▸ **What the task asks**
Copy out the rows below, changing each "chart-title" to "plot-heading" and keeping everything else the same. Leave the pictures out.

▸ **Given data**

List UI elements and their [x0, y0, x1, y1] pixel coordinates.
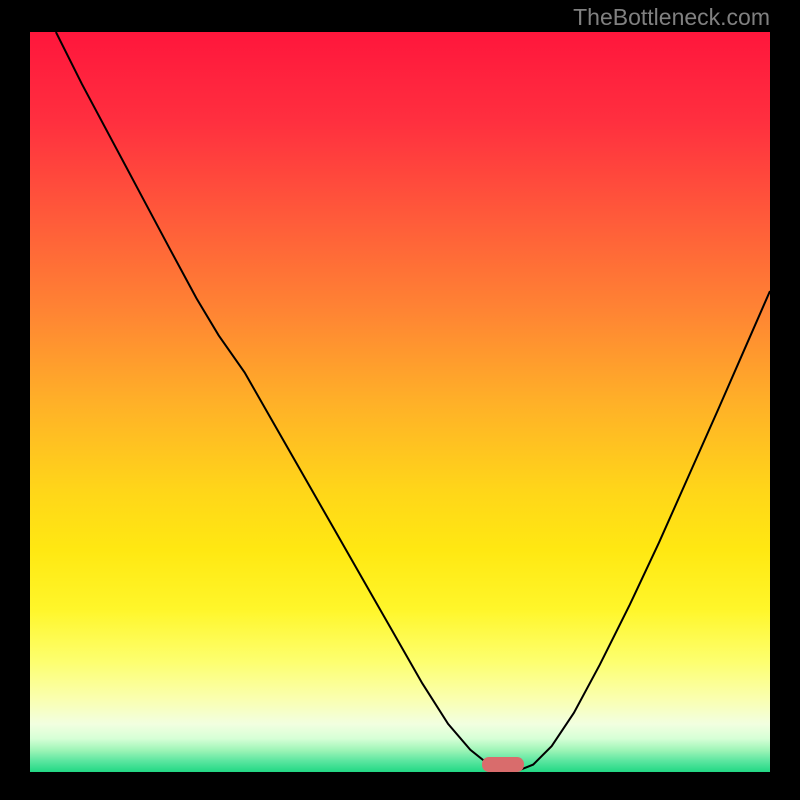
curve-svg [30, 32, 770, 772]
bottleneck-curve [56, 32, 770, 771]
bottleneck-chart: TheBottleneck.com [0, 0, 800, 800]
optimal-marker [482, 757, 524, 772]
watermark-text: TheBottleneck.com [573, 4, 770, 31]
plot-area [30, 32, 770, 772]
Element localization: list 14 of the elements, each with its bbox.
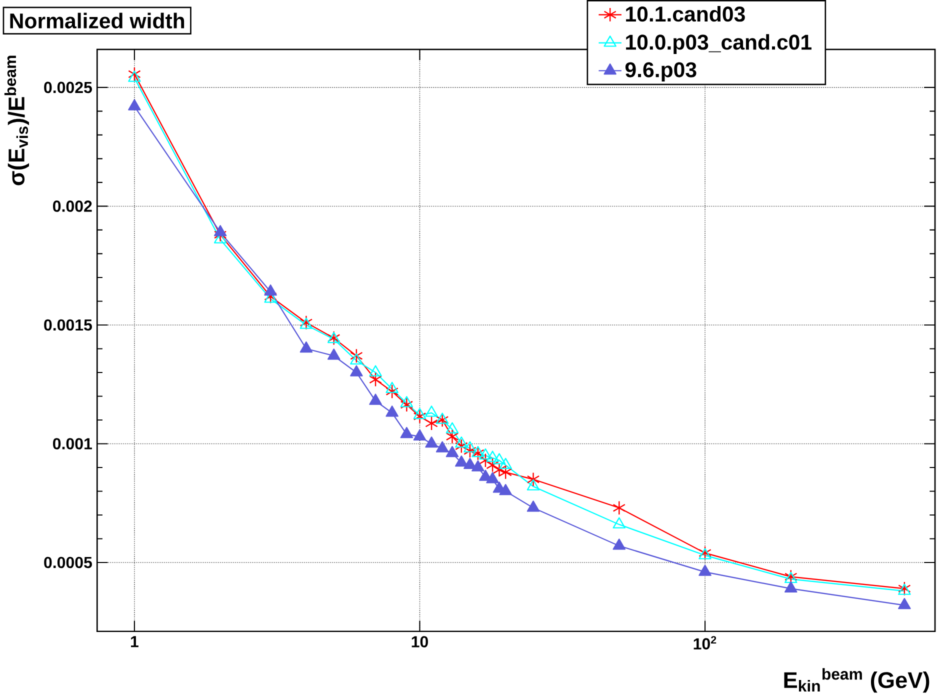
y-axis-title: σ(E$_{vis}$)/E$^{beam}$ [4, 56, 30, 186]
x-tick-label: 10 [412, 636, 428, 648]
y-tick-label: 0.0015 [44, 319, 92, 330]
legend-label: 10.0.p03_cand.c01 [626, 34, 812, 54]
x-axis-title: E$_{kin}$$^{beam}$ (GeV) [784, 668, 930, 692]
chart-title: Normalized width [10, 12, 184, 28]
x-tick-label: 1 [131, 636, 138, 647]
y-tick-label: 0.001 [53, 438, 92, 450]
x-tick-label: 10$^{2}$ [694, 636, 716, 650]
y-tick-label: 0.0025 [44, 82, 92, 93]
y-tick-label: 0.0005 [44, 556, 92, 568]
y-tick-label: 0.002 [53, 200, 92, 212]
legend-label: 9.6.p03 [625, 62, 696, 82]
legend-label: 10.1.cand03 [626, 6, 745, 22]
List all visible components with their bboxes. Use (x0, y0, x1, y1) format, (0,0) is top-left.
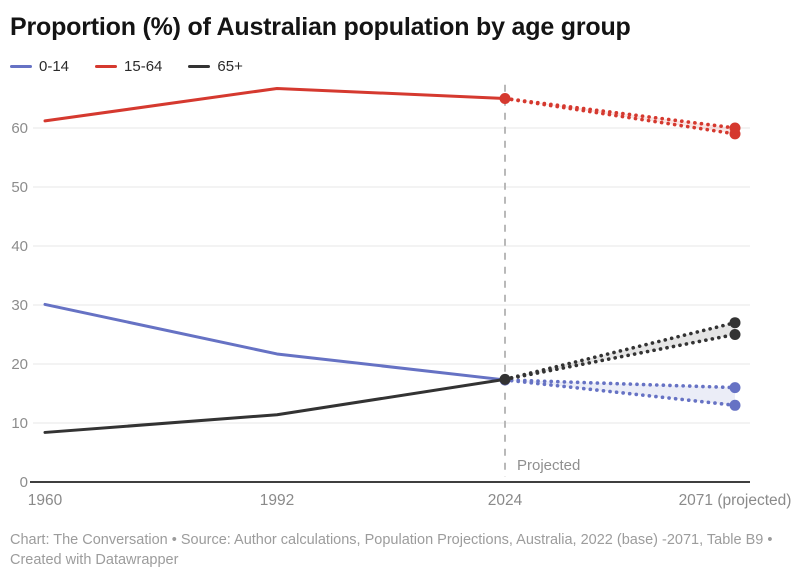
legend-swatch-65plus (188, 64, 211, 68)
legend-item-65plus: 65+ (188, 57, 243, 75)
series-0-14 (43, 302, 741, 411)
svg-text:30: 30 (11, 297, 28, 314)
series-15-64 (43, 86, 741, 140)
svg-text:10: 10 (11, 415, 28, 432)
projected-label: Projected (517, 457, 580, 474)
chart-footer: Chart: The Conversation • Source: Author… (10, 530, 790, 570)
line-chart: 0 10 20 30 40 50 60 Projected 1960 1992 2024 2071 (… (11, 84, 792, 509)
x-tick-labels: 1960 1992 2024 2071 (projected) (28, 492, 792, 509)
legend-label-15-64: 15-64 (124, 57, 163, 75)
legend-item-15-64: 15-64 (95, 58, 162, 75)
legend-item-0-14: 0-14 (10, 58, 69, 75)
legend-swatch-15-64 (95, 64, 118, 68)
svg-text:60: 60 (11, 120, 28, 137)
svg-text:0: 0 (20, 474, 28, 491)
svg-text:20: 20 (11, 356, 28, 373)
svg-text:40: 40 (11, 238, 28, 255)
svg-text:2024: 2024 (488, 492, 523, 509)
y-gridlines (33, 127, 750, 424)
footer-attribution: Chart: The Conversation • Source: Author… (10, 532, 773, 548)
series-65+ (43, 317, 741, 434)
chart-title: Proportion (%) of Australian population … (10, 13, 631, 41)
svg-text:1960: 1960 (28, 492, 63, 509)
footer-created-with: Created with Datawrapper (10, 552, 179, 568)
svg-text:2071 (projected): 2071 (projected) (679, 492, 792, 509)
legend-swatch-0-14 (10, 64, 32, 68)
svg-text:1992: 1992 (260, 492, 294, 509)
legend-label-65plus: 65+ (217, 57, 243, 75)
y-tick-labels: 0 10 20 30 40 50 60 (11, 120, 28, 491)
legend: 0-14 15-64 65+ (10, 57, 790, 75)
legend-label-0-14: 0-14 (39, 57, 70, 75)
svg-text:50: 50 (11, 179, 28, 196)
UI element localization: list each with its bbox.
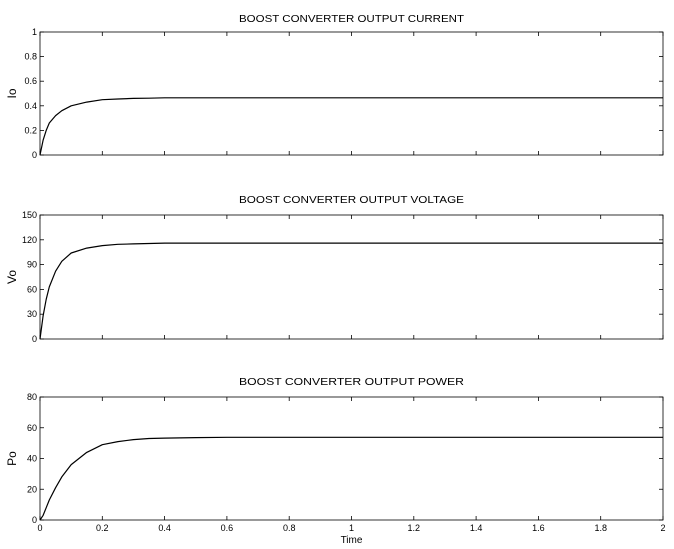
subplot-1: BOOST CONVERTER OUTPUT CURRENT 0 0.2 0.4 0.6… bbox=[5, 13, 664, 160]
x-axis-label: Time bbox=[341, 535, 363, 546]
y-tick-label: 60 bbox=[27, 284, 37, 294]
series-line bbox=[39, 97, 663, 156]
y-tick-label: 0 bbox=[32, 150, 37, 160]
y-axis-label: Io bbox=[5, 88, 19, 98]
y-tick-label: 1 bbox=[32, 27, 37, 37]
x-tick-label: 0.4 bbox=[158, 523, 171, 533]
y-tick-label: 60 bbox=[27, 423, 37, 433]
x-tick-label: 0 bbox=[37, 523, 42, 533]
y-tick-label: 0.6 bbox=[24, 76, 37, 86]
x-tick-label: 1 bbox=[349, 523, 354, 533]
series-line bbox=[39, 242, 663, 340]
y-tick-label: 0 bbox=[32, 334, 37, 344]
axes-box bbox=[39, 214, 664, 340]
x-tick-label: 1.8 bbox=[594, 523, 607, 533]
y-tick-label: 0.2 bbox=[24, 125, 37, 135]
subplot-3: BOOST CONVERTER OUTPUT POWER 0 20 40 60 80 0 0.… bbox=[5, 376, 666, 546]
chart-title: BOOST CONVERTER OUTPUT POWER bbox=[239, 376, 464, 388]
y-tick-label: 0.4 bbox=[24, 101, 37, 111]
y-tick-label: 20 bbox=[27, 484, 37, 494]
y-tick-label: 90 bbox=[27, 260, 37, 270]
chart-title: BOOST CONVERTER OUTPUT VOLTAGE bbox=[239, 194, 464, 206]
x-tick-label: 1.2 bbox=[408, 523, 421, 533]
x-tick-label: 0.2 bbox=[96, 523, 109, 533]
x-tick-label: 2 bbox=[660, 523, 665, 533]
y-tick-label: 30 bbox=[27, 309, 37, 319]
y-tick-label: 40 bbox=[27, 454, 37, 464]
axes-box bbox=[39, 31, 664, 156]
y-tick-label: 80 bbox=[27, 392, 37, 402]
y-tick-label: 150 bbox=[22, 210, 37, 220]
x-tick-label: 1.4 bbox=[470, 523, 483, 533]
x-tick-label: 1.6 bbox=[532, 523, 545, 533]
x-tick-label: 0.8 bbox=[283, 523, 296, 533]
x-tick-label: 0.6 bbox=[221, 523, 234, 533]
y-tick-label: 0.8 bbox=[24, 52, 37, 62]
y-tick-label: 0 bbox=[32, 515, 37, 525]
chart-title: BOOST CONVERTER OUTPUT CURRENT bbox=[239, 13, 465, 25]
subplot-2: BOOST CONVERTER OUTPUT VOLTAGE 0 30 60 90 120… bbox=[5, 194, 664, 344]
y-tick-label: 120 bbox=[22, 235, 37, 245]
series-line bbox=[39, 436, 663, 521]
y-axis-label: Po bbox=[5, 451, 19, 466]
y-axis-label: Vo bbox=[5, 270, 19, 284]
axes-box bbox=[39, 396, 664, 521]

▸ **Output below**
List UI elements and their [x0, y0, x1, y1] pixel coordinates.
curve-svg [30, 32, 770, 772]
bottleneck-curve [56, 32, 770, 771]
bottleneck-chart: TheBottleneck.com [0, 0, 800, 800]
optimal-marker [482, 757, 524, 772]
watermark-text: TheBottleneck.com [573, 4, 770, 31]
plot-area [30, 32, 770, 772]
Element localization: list 14 of the elements, each with its bbox.
y-axis-title: σ(E$_{vis}$)/E$^{beam}$ [4, 56, 30, 186]
x-tick-label: 10 [412, 636, 428, 648]
y-tick-label: 0.0015 [44, 319, 92, 330]
legend-label: 10.0.p03_cand.c01 [626, 34, 812, 54]
x-axis-title: E$_{kin}$$^{beam}$ (GeV) [784, 668, 930, 692]
plot-heading: Normalized width [10, 12, 184, 28]
x-tick-label: 1 [131, 636, 138, 647]
y-tick-label: 0.001 [53, 438, 92, 450]
x-tick-label: 10$^{2}$ [694, 636, 716, 650]
y-tick-label: 0.0025 [44, 82, 92, 93]
y-tick-label: 0.0005 [44, 556, 92, 568]
y-tick-label: 0.002 [53, 200, 92, 212]
legend-label: 9.6.p03 [625, 62, 696, 82]
legend-label: 10.1.cand03 [626, 6, 745, 22]
List all visible components with their bboxes. Use (x0, y0, x1, y1) format, (0,0) is top-left.
legend-swatch-65plus (188, 64, 211, 68)
legend-item-65plus: 65+ (188, 57, 243, 75)
series-0-14 (43, 302, 741, 411)
svg-text:30: 30 (11, 297, 28, 314)
series-15-64 (43, 86, 741, 140)
svg-text:10: 10 (11, 415, 28, 432)
projected-label: Projected (517, 457, 580, 474)
chart-footer: Chart: The Conversation • Source: Author… (10, 530, 790, 570)
line-chart: 0 10 20 30 40 50 60 Projected 1960 1992 2024 2071 (… (11, 84, 792, 509)
x-tick-labels: 1960 1992 2024 2071 (projected) (28, 492, 792, 509)
legend-label-15-64: 15-64 (124, 57, 163, 75)
legend-item-15-64: 15-64 (95, 58, 162, 75)
legend-item-0-14: 0-14 (10, 58, 69, 75)
legend-swatch-15-64 (95, 64, 118, 68)
svg-text:60: 60 (11, 120, 28, 137)
svg-text:0: 0 (20, 474, 28, 491)
svg-text:20: 20 (11, 356, 28, 373)
svg-text:40: 40 (11, 238, 28, 255)
svg-text:2024: 2024 (488, 492, 523, 509)
y-gridlines (33, 127, 750, 424)
footer-attribution: Chart: The Conversation • Source: Author… (10, 532, 773, 548)
series-65+ (43, 317, 741, 434)
plot-heading: Proportion (%) of Australian population … (10, 13, 631, 41)
svg-text:1960: 1960 (28, 492, 63, 509)
footer-created-with: Created with Datawrapper (10, 552, 179, 568)
svg-text:2071 (projected): 2071 (projected) (679, 492, 792, 509)
legend-swatch-0-14 (10, 64, 32, 68)
svg-text:1992: 1992 (260, 492, 294, 509)
legend-label-65plus: 65+ (217, 57, 243, 75)
y-tick-labels: 0 10 20 30 40 50 60 (11, 120, 28, 491)
legend: 0-14 15-64 65+ (10, 57, 790, 75)
legend-label-0-14: 0-14 (39, 57, 70, 75)
svg-text:50: 50 (11, 179, 28, 196)
UI element localization: list each with its bbox.
subplot-1: BOOST CONVERTER OUTPUT CURRENT 0 0.2 0.4 0.6… bbox=[5, 13, 664, 160]
x-axis-label: Time bbox=[341, 535, 363, 546]
y-tick-label: 60 bbox=[27, 284, 37, 294]
series-line bbox=[39, 97, 663, 156]
y-tick-label: 0 bbox=[32, 150, 37, 160]
y-axis-label: Io bbox=[5, 88, 19, 98]
y-tick-label: 1 bbox=[32, 27, 37, 37]
x-tick-label: 0.4 bbox=[158, 523, 171, 533]
y-tick-label: 60 bbox=[27, 423, 37, 433]
x-tick-label: 0 bbox=[37, 523, 42, 533]
y-tick-label: 0.6 bbox=[24, 76, 37, 86]
x-tick-label: 1 bbox=[349, 523, 354, 533]
series-line bbox=[39, 242, 663, 340]
y-tick-label: 0 bbox=[32, 334, 37, 344]
axes-box bbox=[39, 214, 664, 340]
x-tick-label: 1.8 bbox=[594, 523, 607, 533]
y-tick-label: 0.2 bbox=[24, 125, 37, 135]
subplot-3: BOOST CONVERTER OUTPUT POWER 0 20 40 60 80 0 0.… bbox=[5, 376, 666, 546]
plot-heading: BOOST CONVERTER OUTPUT POWER bbox=[239, 376, 464, 388]
y-tick-label: 0.4 bbox=[24, 101, 37, 111]
y-tick-label: 20 bbox=[27, 484, 37, 494]
y-tick-label: 90 bbox=[27, 260, 37, 270]
plot-heading: BOOST CONVERTER OUTPUT VOLTAGE bbox=[239, 194, 464, 206]
x-tick-label: 1.2 bbox=[408, 523, 421, 533]
x-tick-label: 0.2 bbox=[96, 523, 109, 533]
x-tick-label: 2 bbox=[660, 523, 665, 533]
y-tick-label: 30 bbox=[27, 309, 37, 319]
y-tick-label: 40 bbox=[27, 454, 37, 464]
axes-box bbox=[39, 31, 664, 156]
y-tick-label: 80 bbox=[27, 392, 37, 402]
y-tick-label: 150 bbox=[22, 210, 37, 220]
x-tick-label: 1.4 bbox=[470, 523, 483, 533]
x-tick-label: 1.6 bbox=[532, 523, 545, 533]
x-tick-label: 0.8 bbox=[283, 523, 296, 533]
x-tick-label: 0.6 bbox=[221, 523, 234, 533]
y-tick-label: 0.8 bbox=[24, 52, 37, 62]
y-tick-label: 0 bbox=[32, 515, 37, 525]
plot-heading: BOOST CONVERTER OUTPUT CURRENT bbox=[239, 13, 465, 25]
subplot-2: BOOST CONVERTER OUTPUT VOLTAGE 0 30 60 90 120… bbox=[5, 194, 664, 344]
y-tick-label: 120 bbox=[22, 235, 37, 245]
series-line bbox=[39, 436, 663, 521]
y-axis-label: Po bbox=[5, 451, 19, 466]
y-axis-label: Vo bbox=[5, 270, 19, 284]
axes-box bbox=[39, 396, 664, 521]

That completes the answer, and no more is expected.